• [AIM]:
In the lines below, find how many contain the word "from" and report that figure alone.

(Figure data in JSON)

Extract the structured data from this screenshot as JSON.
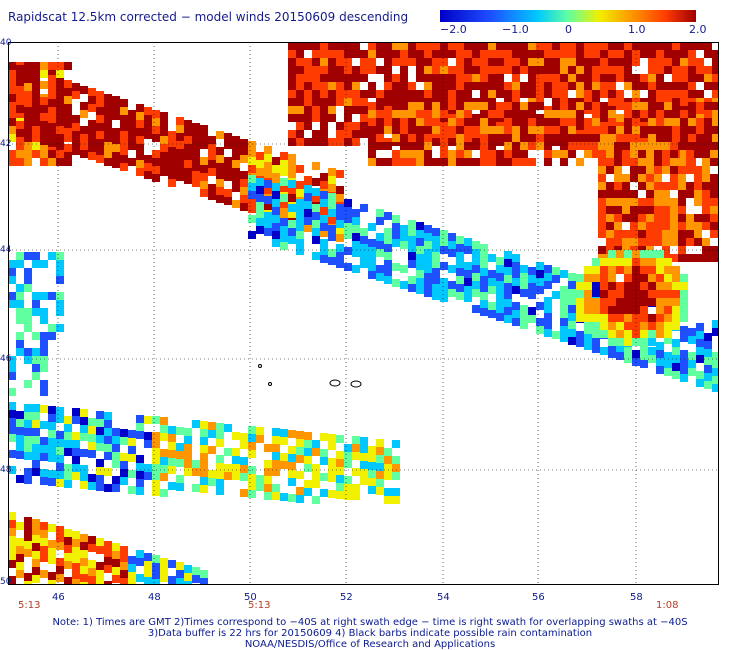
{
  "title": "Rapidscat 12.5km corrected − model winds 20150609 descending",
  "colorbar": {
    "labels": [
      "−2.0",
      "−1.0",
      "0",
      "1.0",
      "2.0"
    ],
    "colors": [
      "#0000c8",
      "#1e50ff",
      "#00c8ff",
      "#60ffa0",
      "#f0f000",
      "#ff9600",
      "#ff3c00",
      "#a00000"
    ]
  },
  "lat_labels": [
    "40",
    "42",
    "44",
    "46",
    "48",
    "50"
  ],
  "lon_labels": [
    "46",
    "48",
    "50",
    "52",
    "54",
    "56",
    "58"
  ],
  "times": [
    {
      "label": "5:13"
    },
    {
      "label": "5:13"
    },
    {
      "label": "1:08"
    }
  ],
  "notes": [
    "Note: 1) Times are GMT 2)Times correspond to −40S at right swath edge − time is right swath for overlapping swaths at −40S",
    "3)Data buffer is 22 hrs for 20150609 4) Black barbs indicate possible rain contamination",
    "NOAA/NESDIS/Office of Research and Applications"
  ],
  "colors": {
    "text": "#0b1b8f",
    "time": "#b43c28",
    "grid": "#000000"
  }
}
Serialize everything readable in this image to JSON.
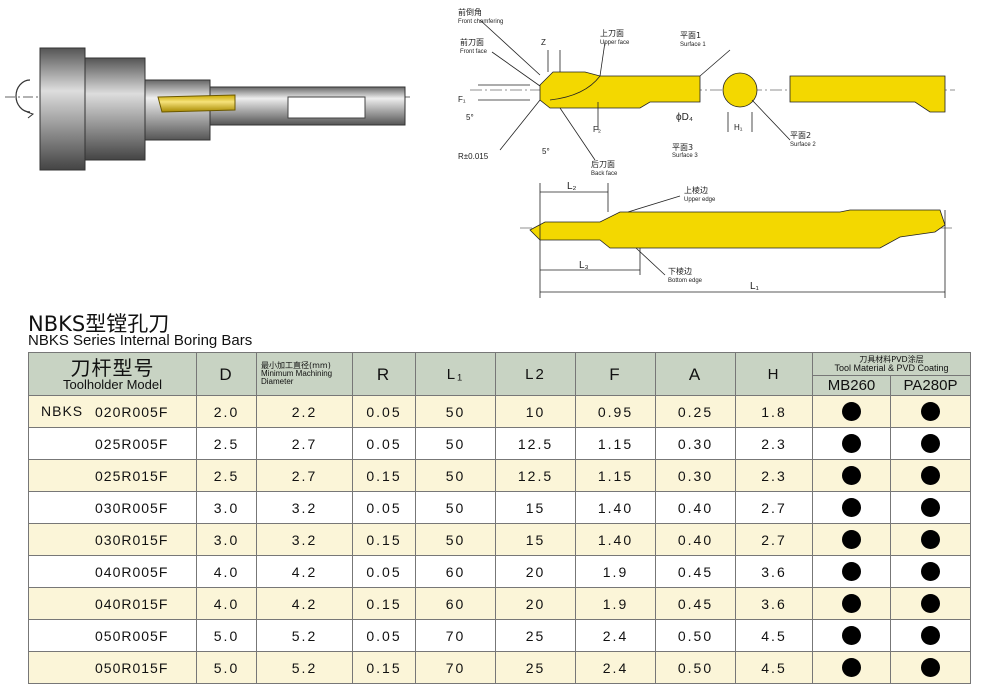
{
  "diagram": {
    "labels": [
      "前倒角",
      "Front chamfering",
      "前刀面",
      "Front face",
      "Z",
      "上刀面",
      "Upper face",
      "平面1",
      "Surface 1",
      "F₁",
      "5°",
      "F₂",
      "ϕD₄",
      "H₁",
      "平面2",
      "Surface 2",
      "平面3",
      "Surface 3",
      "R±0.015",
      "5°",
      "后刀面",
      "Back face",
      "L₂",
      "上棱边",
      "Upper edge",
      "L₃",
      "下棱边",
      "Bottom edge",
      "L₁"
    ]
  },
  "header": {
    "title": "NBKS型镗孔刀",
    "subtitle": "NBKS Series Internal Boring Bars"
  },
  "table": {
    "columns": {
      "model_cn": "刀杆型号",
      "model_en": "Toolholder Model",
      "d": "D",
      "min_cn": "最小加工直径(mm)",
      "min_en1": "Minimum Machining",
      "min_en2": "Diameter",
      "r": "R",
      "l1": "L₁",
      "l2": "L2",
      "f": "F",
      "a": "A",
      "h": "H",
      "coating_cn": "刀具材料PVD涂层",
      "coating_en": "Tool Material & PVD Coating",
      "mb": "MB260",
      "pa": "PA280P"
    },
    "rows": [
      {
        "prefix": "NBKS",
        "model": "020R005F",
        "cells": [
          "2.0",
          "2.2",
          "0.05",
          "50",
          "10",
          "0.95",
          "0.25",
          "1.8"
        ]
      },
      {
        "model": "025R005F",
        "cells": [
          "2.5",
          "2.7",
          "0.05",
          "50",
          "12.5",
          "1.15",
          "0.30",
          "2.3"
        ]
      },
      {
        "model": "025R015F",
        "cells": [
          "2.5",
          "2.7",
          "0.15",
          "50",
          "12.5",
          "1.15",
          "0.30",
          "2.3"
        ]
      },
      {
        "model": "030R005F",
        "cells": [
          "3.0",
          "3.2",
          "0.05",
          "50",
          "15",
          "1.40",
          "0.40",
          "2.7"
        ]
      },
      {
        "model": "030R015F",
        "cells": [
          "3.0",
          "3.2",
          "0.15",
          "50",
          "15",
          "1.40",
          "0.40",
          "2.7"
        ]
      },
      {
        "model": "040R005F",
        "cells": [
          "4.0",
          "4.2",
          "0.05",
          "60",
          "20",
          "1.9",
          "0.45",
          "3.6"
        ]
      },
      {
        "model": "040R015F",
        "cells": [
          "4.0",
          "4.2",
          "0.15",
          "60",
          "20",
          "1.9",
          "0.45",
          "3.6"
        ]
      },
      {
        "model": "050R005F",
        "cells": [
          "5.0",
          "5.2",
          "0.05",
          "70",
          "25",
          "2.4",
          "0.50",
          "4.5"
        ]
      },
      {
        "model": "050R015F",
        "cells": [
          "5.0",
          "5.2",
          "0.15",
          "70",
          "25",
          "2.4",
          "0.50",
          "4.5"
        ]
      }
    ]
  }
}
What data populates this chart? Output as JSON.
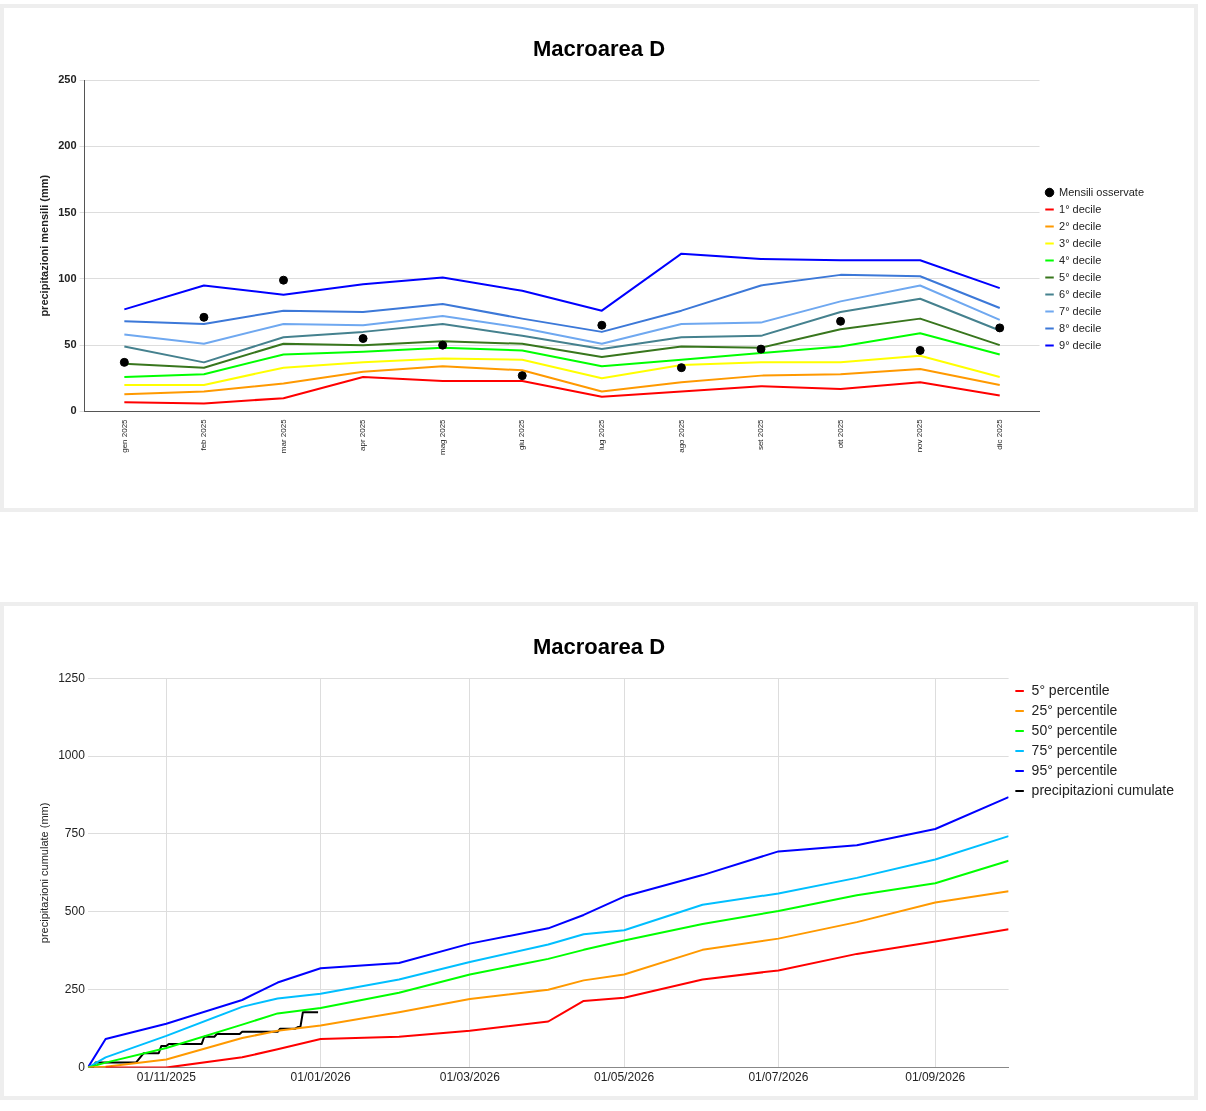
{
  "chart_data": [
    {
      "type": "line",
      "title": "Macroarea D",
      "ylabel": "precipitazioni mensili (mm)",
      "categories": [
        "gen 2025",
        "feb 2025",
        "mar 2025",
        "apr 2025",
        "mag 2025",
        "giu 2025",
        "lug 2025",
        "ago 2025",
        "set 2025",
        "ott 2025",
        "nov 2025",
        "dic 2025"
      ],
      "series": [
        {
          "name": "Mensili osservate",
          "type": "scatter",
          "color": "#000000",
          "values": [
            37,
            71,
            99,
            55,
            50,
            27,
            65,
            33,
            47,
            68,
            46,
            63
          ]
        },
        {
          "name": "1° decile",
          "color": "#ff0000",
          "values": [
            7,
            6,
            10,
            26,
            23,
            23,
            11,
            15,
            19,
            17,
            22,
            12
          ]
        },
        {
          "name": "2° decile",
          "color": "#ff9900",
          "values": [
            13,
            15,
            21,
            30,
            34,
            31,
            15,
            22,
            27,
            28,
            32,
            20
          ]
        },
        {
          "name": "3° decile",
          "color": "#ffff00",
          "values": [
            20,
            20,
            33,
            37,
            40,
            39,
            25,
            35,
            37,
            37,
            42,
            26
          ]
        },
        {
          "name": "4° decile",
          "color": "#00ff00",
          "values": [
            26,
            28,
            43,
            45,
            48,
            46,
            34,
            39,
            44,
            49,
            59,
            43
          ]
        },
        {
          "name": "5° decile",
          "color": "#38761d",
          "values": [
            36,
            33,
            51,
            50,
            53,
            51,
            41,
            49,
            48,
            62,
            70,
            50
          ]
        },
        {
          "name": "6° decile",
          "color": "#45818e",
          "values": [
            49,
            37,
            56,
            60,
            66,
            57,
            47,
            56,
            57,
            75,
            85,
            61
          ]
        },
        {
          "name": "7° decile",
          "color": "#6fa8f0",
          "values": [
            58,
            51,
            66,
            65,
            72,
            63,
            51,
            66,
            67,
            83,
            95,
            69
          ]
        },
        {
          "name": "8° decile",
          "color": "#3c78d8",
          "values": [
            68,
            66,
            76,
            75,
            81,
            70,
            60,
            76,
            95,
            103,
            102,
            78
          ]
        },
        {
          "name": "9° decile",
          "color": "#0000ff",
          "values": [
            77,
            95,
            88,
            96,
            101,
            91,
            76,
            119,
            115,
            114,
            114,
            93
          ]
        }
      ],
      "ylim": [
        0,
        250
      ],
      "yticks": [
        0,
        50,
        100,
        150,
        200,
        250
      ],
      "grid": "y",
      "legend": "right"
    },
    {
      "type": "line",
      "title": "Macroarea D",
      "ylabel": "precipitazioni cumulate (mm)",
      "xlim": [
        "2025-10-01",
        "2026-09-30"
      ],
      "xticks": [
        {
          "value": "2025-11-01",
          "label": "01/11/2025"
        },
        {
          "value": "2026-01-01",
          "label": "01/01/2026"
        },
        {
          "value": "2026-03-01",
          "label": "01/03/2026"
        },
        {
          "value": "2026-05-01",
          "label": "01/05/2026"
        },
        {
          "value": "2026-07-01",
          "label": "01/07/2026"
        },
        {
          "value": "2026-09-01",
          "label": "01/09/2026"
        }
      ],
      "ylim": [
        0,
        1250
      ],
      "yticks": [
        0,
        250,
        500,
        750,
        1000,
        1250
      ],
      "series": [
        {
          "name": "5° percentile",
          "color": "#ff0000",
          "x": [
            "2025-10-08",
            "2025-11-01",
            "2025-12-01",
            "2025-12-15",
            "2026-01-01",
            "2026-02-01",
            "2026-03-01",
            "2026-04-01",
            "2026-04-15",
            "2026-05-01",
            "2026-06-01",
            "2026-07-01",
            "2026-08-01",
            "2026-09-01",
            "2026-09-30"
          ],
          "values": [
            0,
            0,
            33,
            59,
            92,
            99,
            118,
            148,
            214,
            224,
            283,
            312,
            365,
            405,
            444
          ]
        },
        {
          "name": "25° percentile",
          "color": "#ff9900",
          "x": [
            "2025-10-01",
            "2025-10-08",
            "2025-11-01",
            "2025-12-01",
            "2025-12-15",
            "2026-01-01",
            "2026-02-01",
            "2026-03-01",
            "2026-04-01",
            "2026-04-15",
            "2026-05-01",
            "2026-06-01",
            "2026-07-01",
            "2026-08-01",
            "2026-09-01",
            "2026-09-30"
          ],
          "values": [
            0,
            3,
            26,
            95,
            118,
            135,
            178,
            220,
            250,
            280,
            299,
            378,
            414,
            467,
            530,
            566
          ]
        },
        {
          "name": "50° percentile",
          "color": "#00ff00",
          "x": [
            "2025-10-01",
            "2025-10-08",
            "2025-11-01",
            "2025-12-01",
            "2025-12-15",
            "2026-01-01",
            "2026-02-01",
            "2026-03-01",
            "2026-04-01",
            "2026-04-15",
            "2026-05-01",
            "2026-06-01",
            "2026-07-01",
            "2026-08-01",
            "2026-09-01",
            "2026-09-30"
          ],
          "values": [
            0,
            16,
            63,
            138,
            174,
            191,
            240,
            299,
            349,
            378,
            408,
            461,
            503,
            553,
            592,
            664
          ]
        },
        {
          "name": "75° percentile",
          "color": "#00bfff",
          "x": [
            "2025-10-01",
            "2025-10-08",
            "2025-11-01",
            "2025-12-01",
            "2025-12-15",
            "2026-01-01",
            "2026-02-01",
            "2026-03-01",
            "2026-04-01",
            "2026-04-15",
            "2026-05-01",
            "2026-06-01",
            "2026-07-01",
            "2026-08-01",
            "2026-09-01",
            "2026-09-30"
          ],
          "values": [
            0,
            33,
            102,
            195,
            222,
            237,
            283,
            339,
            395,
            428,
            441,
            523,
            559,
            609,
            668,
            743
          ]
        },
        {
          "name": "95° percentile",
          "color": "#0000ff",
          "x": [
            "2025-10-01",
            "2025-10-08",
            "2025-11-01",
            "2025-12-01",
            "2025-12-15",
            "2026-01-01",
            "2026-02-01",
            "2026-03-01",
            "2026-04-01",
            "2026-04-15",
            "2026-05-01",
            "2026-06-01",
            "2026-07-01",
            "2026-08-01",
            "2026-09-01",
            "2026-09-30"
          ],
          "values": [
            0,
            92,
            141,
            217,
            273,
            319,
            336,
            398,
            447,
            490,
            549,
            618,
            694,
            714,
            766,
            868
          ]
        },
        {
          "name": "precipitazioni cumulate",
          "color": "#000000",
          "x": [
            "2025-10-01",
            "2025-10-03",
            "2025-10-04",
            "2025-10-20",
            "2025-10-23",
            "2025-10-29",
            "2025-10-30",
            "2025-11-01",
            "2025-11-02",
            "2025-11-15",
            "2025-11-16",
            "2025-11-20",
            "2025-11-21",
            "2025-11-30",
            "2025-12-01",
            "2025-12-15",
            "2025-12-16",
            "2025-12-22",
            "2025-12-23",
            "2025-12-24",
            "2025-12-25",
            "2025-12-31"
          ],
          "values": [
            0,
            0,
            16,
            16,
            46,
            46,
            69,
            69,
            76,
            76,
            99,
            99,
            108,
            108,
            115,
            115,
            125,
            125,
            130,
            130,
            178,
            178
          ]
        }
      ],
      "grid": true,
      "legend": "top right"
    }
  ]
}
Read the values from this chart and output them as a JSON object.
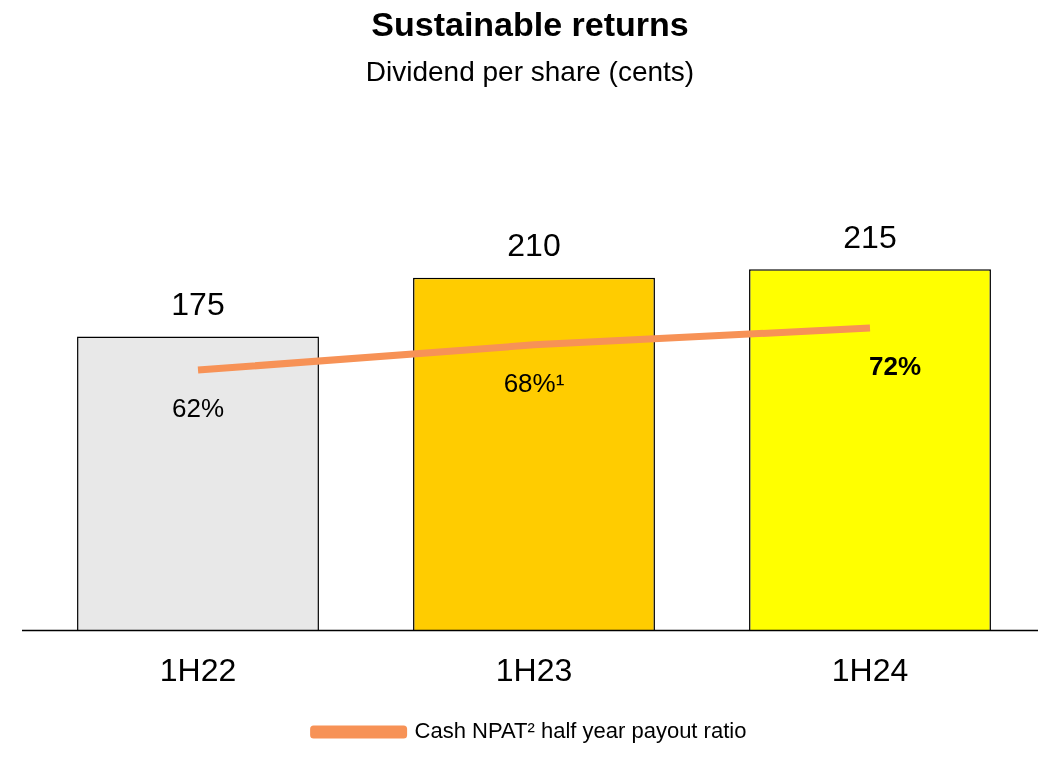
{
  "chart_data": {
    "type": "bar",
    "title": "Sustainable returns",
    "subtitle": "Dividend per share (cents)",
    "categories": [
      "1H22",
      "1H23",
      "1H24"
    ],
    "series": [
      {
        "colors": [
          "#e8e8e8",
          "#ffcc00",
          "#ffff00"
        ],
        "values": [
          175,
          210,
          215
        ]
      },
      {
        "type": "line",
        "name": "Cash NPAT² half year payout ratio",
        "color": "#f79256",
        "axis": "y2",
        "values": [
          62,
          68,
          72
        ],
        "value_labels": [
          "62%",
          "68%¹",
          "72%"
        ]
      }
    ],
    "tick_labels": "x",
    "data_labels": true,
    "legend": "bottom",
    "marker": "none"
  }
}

• [EXERCISE RESPONSE]:
2